- **What is being asked**: Gather each line in the entries that includes the string "left".
**** Given data ****
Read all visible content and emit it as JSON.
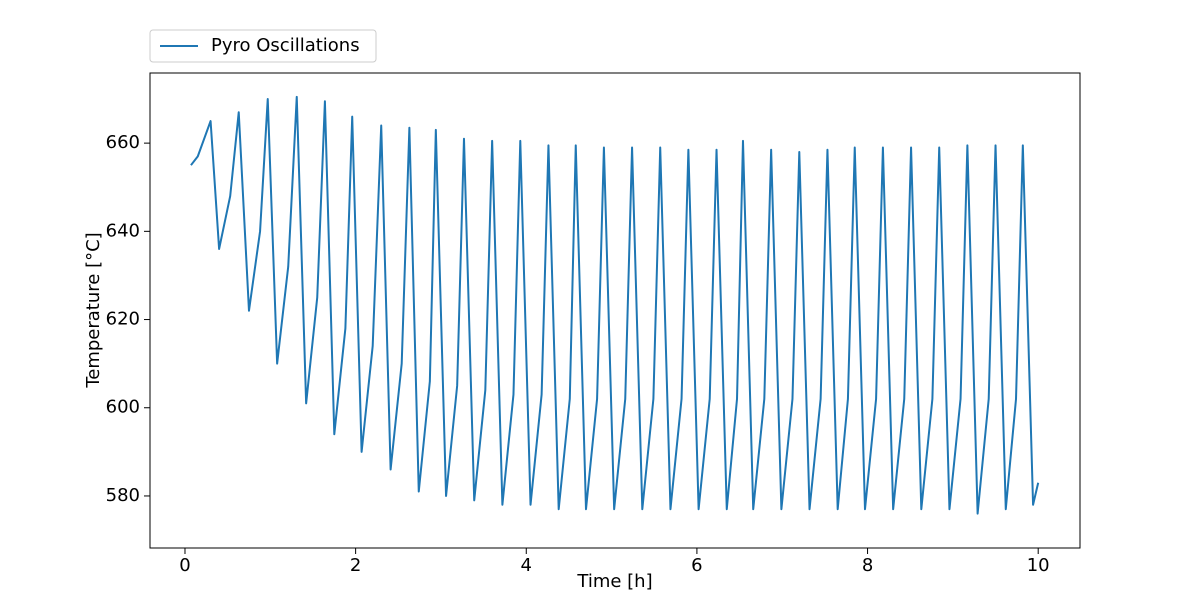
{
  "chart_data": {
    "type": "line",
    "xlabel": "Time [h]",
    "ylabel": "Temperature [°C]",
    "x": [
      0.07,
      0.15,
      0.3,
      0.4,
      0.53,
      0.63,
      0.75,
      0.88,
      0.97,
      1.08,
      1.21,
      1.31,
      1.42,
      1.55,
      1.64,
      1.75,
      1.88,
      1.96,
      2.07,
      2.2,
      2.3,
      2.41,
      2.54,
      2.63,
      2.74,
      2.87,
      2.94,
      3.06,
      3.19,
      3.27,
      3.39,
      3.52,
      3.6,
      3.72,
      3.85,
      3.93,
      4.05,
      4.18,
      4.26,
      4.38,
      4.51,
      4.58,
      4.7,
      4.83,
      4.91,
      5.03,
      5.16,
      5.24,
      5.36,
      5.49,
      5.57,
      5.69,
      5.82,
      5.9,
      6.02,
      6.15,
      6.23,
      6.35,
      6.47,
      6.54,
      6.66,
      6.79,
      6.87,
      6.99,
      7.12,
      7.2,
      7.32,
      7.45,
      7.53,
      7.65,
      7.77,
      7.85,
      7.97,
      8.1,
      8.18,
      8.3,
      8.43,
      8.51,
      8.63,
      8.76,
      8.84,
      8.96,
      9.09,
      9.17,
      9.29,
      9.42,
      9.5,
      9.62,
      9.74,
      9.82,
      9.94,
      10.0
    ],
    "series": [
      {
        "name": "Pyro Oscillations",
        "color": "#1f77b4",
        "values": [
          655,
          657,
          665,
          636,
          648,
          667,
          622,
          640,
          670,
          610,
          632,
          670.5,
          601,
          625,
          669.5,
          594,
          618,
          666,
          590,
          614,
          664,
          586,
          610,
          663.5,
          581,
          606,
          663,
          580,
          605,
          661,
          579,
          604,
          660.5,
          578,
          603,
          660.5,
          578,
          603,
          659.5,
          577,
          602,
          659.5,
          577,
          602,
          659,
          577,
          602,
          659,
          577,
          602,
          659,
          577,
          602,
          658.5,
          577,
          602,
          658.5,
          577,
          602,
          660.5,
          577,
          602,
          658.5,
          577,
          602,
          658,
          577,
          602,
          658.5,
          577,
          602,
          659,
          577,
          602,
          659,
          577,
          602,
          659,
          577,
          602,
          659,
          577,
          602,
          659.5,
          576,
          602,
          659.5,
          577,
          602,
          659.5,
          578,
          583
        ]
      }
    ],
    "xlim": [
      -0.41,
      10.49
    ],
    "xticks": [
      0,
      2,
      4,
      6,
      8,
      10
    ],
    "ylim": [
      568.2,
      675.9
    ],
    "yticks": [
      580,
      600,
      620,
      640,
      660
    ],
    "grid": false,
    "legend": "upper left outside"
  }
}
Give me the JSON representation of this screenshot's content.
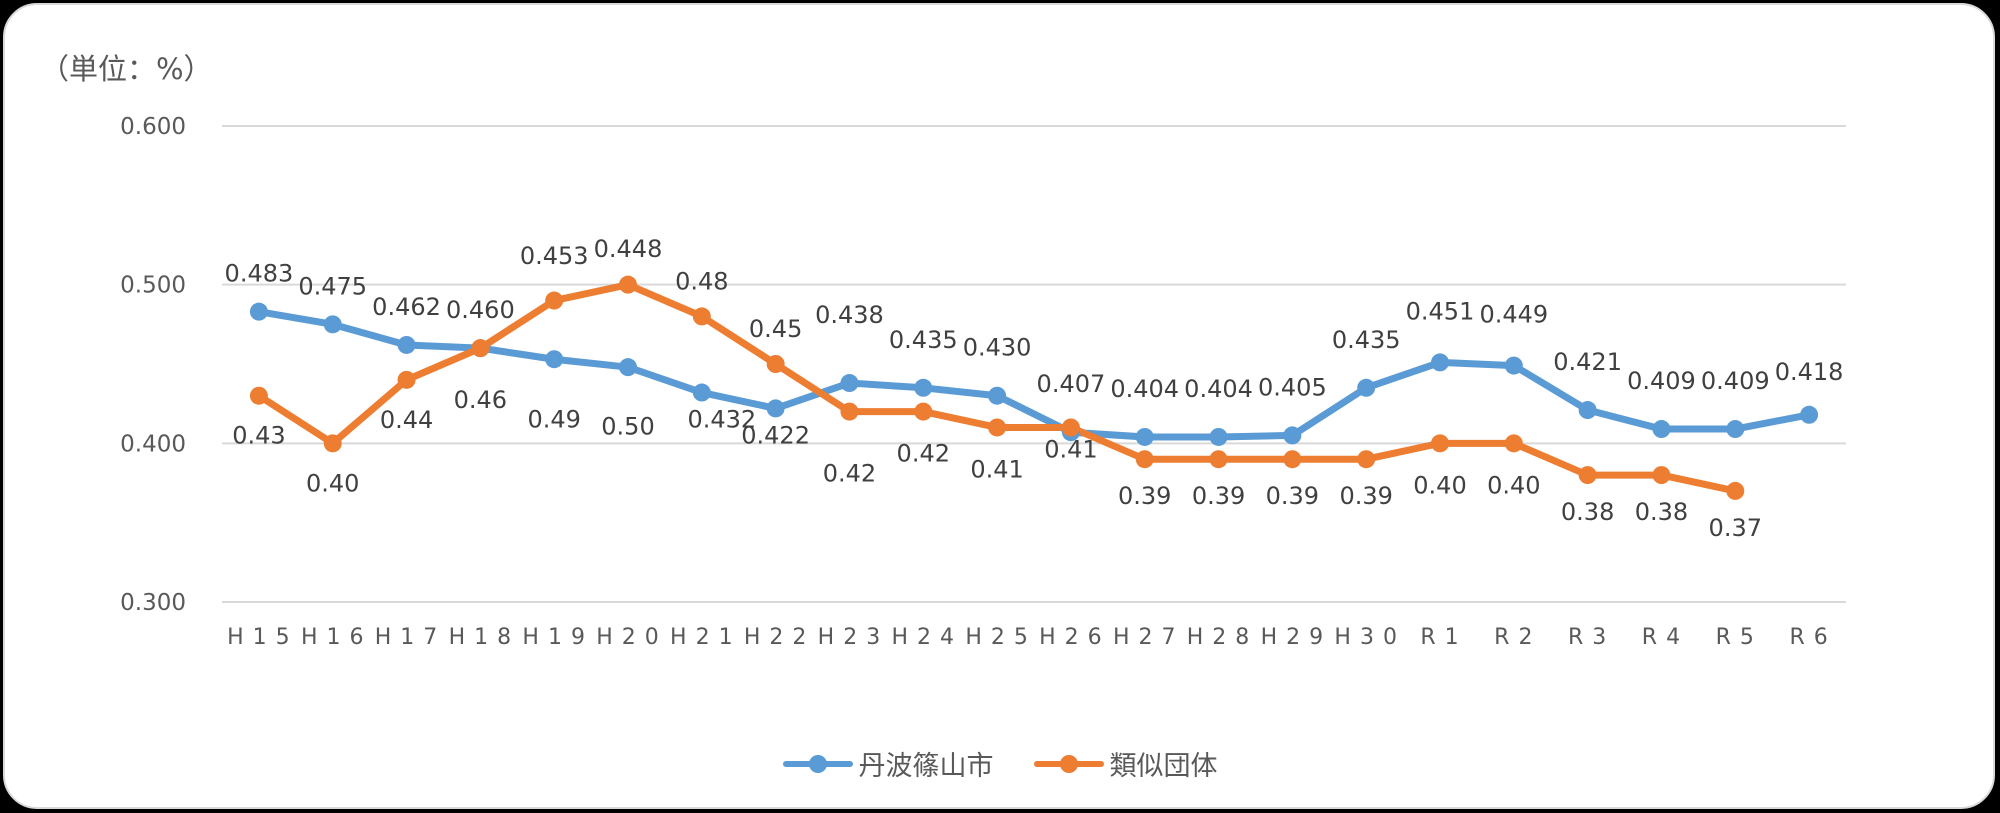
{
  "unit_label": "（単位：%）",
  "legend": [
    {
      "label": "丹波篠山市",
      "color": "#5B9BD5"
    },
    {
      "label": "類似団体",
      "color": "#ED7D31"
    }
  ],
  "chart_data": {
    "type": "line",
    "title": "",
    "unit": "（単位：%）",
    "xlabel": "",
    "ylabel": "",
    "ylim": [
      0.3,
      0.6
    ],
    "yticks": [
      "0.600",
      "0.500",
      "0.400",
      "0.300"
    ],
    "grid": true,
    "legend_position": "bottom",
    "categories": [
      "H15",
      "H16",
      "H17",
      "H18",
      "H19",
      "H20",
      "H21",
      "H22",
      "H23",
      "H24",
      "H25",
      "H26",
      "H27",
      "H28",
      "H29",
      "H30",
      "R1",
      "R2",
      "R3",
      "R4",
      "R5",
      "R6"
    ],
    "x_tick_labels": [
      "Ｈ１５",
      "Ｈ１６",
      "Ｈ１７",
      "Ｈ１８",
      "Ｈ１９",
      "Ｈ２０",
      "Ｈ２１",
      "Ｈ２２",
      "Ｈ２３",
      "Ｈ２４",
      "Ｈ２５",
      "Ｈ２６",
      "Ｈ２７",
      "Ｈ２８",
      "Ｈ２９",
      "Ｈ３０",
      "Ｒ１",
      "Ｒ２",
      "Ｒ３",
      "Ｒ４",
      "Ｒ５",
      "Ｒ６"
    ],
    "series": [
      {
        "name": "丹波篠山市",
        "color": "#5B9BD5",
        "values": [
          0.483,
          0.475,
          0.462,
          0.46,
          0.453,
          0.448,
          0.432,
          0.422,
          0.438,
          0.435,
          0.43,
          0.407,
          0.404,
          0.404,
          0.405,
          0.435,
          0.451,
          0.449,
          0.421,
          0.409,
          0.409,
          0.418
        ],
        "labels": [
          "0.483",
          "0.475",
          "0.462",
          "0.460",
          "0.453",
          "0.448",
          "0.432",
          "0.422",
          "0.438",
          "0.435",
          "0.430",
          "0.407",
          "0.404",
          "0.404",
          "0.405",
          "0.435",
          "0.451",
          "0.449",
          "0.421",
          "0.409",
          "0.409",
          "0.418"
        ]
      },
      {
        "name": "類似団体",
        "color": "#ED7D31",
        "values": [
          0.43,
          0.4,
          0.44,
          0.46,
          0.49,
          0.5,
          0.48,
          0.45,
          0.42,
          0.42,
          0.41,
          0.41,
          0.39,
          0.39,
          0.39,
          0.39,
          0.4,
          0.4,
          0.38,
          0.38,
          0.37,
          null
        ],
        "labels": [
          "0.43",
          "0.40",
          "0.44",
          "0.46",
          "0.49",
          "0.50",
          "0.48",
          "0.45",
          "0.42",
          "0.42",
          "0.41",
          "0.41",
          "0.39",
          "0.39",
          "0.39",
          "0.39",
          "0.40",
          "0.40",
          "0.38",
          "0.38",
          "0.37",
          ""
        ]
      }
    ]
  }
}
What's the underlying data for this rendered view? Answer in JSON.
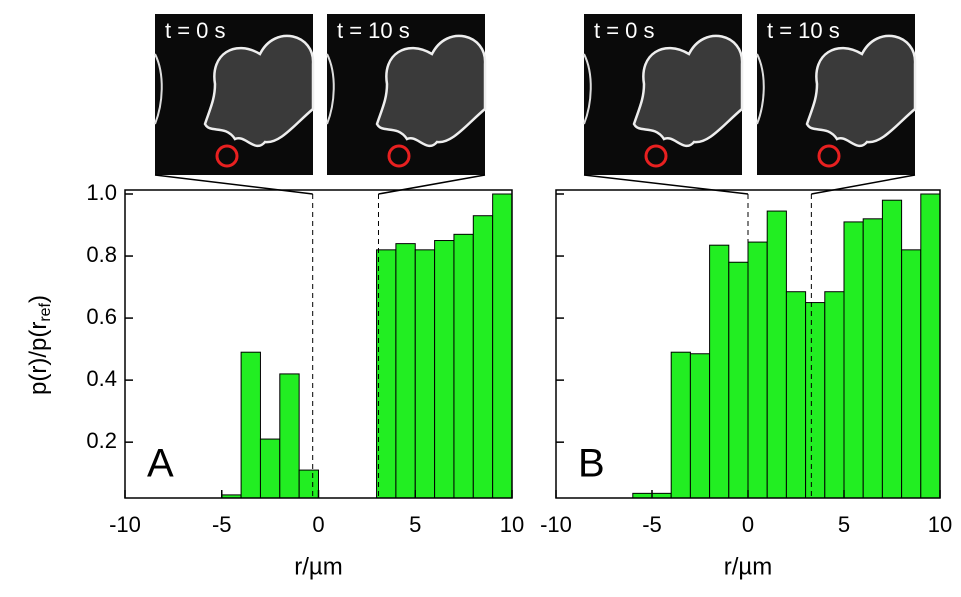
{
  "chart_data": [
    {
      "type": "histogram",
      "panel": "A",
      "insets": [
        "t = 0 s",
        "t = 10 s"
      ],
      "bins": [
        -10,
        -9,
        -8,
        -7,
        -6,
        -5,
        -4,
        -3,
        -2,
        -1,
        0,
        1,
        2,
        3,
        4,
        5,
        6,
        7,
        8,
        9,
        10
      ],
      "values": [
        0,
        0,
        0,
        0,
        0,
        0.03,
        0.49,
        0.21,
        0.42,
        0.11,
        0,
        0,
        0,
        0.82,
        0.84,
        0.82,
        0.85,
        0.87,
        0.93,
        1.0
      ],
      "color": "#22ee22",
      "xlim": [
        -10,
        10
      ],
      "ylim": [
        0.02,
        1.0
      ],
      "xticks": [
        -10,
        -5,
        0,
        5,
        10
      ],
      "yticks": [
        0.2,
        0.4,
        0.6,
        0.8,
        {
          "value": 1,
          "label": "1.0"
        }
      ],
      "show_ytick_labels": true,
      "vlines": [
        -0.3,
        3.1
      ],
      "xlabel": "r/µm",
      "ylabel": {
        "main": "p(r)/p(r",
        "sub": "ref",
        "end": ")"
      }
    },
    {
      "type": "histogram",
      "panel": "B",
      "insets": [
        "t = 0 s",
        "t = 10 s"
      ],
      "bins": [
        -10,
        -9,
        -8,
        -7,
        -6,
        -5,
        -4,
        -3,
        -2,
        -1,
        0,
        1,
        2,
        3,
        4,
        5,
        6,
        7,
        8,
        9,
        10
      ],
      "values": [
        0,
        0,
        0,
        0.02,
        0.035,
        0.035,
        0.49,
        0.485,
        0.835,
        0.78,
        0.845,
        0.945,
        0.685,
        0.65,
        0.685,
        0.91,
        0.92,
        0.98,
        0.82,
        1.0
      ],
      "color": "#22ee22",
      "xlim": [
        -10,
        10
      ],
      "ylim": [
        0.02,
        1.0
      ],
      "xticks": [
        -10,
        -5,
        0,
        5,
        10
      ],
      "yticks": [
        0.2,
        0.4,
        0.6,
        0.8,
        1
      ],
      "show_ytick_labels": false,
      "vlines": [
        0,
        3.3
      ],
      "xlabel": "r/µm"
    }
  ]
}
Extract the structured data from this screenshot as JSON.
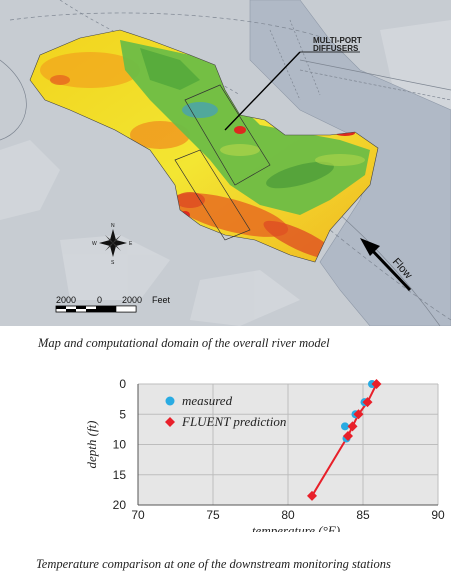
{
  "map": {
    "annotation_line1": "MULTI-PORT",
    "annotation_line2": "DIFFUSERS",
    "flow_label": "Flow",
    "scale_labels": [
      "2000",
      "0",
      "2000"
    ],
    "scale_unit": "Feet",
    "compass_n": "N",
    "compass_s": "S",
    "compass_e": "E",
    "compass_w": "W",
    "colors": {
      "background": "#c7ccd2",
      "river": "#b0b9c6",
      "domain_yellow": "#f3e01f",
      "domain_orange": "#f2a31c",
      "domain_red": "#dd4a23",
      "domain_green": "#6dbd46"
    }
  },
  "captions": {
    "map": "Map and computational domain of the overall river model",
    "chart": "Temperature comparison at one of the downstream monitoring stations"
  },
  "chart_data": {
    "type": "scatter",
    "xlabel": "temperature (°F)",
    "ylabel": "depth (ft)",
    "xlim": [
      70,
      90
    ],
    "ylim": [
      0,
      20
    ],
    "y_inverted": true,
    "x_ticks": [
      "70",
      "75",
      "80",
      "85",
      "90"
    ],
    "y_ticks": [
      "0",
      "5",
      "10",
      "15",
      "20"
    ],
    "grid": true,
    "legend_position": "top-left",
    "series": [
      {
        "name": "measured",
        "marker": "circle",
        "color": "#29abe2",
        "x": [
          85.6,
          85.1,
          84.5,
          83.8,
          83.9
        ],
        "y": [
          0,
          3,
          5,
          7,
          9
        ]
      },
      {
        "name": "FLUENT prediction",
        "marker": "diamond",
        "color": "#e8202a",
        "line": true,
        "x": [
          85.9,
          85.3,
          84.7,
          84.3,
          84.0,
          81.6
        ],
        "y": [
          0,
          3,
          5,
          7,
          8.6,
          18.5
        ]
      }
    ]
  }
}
****
- **Solution**:
    "legend": "upper left outside"
    "legend_position": "top-left",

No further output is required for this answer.